----- Information shown -----

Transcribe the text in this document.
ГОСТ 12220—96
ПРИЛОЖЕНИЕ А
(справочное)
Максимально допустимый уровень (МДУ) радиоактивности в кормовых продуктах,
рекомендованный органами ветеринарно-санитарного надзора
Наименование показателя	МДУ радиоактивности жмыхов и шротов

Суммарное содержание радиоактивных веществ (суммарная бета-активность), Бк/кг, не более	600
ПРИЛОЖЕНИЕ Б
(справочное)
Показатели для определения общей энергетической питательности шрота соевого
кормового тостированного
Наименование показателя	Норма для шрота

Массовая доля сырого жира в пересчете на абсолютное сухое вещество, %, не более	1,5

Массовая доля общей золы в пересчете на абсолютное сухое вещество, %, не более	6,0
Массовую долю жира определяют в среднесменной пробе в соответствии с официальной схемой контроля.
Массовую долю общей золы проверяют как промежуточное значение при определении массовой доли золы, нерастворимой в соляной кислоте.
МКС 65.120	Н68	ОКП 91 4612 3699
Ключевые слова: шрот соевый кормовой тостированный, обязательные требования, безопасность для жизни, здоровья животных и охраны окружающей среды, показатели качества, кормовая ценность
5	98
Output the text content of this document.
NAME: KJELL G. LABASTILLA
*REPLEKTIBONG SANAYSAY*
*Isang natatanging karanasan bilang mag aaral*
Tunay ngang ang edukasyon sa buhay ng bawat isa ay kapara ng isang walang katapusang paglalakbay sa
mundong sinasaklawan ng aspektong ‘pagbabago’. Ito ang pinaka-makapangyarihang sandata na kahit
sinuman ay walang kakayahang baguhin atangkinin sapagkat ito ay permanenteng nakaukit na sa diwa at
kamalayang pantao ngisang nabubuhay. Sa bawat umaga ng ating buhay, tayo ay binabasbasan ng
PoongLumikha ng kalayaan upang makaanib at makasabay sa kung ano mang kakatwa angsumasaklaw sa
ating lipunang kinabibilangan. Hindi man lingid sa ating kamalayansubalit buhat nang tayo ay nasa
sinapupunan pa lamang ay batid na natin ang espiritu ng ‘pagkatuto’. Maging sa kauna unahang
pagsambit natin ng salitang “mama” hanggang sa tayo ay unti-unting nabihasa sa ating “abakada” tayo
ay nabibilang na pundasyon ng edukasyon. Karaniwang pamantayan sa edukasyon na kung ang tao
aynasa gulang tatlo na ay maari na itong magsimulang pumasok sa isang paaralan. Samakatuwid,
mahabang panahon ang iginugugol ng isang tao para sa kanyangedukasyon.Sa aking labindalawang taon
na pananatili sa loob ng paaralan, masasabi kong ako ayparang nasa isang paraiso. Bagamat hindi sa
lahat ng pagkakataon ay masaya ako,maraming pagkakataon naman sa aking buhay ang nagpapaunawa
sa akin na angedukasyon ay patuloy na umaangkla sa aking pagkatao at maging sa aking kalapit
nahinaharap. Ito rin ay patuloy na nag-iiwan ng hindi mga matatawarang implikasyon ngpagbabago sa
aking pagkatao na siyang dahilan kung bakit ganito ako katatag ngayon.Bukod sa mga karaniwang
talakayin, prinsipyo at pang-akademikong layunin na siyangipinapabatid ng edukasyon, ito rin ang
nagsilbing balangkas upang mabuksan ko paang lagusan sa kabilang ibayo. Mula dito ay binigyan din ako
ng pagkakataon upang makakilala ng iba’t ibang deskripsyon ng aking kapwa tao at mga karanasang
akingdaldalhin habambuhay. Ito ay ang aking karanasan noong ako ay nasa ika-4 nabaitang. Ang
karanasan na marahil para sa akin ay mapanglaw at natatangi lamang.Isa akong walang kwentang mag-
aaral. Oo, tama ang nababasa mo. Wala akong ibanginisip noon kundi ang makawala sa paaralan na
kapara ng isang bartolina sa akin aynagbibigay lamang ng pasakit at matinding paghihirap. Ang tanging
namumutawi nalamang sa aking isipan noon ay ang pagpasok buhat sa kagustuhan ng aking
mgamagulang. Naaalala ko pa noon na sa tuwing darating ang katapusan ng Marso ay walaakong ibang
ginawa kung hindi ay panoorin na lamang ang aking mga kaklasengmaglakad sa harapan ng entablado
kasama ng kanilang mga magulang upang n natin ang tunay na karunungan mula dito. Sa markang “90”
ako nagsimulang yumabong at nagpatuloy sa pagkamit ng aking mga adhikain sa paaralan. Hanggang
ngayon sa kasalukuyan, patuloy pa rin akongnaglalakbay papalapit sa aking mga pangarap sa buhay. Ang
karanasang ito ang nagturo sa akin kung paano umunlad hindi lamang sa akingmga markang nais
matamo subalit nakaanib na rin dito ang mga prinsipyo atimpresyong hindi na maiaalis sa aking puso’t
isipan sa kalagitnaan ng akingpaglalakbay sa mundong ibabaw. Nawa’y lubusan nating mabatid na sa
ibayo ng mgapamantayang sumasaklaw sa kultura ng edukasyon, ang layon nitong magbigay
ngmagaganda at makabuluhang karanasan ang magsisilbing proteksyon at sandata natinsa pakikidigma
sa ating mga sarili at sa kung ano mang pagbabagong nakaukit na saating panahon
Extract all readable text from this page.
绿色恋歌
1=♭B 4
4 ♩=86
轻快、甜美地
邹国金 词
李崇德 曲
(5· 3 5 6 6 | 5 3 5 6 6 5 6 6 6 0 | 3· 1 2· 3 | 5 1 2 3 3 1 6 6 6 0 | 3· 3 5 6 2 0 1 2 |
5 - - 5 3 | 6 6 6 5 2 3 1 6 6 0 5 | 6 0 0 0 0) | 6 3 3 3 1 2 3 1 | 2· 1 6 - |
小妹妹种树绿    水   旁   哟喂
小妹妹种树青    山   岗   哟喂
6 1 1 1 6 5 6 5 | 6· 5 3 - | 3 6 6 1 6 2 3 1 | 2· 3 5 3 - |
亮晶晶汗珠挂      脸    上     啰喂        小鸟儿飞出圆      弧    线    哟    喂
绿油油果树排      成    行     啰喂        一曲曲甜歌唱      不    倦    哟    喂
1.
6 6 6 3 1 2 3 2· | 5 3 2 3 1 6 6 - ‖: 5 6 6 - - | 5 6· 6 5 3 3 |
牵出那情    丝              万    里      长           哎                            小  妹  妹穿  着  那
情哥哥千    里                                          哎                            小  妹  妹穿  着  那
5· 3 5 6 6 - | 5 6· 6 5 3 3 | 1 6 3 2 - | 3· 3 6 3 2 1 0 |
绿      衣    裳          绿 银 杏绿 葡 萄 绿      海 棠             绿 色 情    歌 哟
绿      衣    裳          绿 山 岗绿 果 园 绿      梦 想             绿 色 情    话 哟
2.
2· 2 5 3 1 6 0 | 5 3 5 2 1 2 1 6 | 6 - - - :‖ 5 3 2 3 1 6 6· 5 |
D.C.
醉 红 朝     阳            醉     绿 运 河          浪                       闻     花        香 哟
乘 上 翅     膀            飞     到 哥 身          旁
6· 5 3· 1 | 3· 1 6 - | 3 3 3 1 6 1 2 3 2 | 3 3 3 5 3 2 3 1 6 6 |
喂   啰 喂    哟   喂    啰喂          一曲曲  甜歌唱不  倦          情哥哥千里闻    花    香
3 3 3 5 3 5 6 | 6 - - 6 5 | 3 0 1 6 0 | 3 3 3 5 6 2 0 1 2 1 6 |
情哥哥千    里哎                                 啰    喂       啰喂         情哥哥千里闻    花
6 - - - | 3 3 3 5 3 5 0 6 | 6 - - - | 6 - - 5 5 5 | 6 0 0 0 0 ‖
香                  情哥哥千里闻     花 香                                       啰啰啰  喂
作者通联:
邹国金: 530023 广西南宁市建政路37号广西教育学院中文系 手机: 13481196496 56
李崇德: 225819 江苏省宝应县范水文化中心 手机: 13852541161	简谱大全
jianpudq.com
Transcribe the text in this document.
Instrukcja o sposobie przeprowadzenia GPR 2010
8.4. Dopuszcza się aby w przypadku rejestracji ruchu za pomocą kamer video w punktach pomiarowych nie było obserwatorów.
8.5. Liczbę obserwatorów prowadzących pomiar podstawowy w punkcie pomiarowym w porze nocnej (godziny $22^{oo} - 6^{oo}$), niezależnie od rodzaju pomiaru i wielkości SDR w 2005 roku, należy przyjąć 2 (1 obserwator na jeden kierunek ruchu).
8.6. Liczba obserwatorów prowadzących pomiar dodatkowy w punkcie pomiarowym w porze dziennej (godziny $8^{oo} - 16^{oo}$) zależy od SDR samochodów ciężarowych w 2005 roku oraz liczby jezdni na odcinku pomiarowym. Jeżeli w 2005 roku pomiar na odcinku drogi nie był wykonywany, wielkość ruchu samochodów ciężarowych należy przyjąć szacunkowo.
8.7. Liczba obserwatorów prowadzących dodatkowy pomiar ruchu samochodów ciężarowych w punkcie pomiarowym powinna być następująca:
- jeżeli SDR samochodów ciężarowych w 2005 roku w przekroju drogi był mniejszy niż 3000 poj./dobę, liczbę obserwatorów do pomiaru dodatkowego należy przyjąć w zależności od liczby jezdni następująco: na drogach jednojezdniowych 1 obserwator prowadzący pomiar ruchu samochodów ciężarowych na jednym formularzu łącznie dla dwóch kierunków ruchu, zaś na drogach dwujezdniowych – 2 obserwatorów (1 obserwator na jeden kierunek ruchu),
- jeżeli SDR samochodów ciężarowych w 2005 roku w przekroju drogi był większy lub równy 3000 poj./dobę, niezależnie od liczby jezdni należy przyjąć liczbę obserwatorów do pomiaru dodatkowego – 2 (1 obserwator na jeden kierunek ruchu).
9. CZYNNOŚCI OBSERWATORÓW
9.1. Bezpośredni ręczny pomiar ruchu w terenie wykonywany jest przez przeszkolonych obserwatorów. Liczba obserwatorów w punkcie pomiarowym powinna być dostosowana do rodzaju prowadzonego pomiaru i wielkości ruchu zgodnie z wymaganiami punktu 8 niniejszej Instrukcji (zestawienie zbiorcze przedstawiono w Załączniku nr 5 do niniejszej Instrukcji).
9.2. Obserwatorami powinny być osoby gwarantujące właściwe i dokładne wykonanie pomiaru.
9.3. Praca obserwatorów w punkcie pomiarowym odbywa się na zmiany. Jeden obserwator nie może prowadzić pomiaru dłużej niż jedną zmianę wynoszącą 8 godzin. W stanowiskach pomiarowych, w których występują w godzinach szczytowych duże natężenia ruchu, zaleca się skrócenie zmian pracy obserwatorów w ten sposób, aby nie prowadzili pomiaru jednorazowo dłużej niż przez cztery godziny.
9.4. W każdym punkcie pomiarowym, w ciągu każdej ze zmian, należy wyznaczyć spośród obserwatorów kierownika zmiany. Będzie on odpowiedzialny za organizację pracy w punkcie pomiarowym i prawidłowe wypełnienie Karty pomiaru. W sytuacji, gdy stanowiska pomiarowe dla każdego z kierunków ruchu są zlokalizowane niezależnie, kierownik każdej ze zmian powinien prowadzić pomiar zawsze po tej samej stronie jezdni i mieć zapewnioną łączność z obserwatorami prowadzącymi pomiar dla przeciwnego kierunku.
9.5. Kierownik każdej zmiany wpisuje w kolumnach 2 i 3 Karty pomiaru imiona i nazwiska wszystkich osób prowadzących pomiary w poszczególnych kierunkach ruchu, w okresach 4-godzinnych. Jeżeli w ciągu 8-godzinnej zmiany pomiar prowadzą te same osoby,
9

-----

_Given request_:
Go through the data and gather every line that holds "сухое".

_Exercise answer_:
Массовая доля сырого жира в пересчете на абсолютное сухое вещество, %, не более	1,5
Массовая доля общей золы в пересчете на абсолютное сухое вещество, %, не более	6,0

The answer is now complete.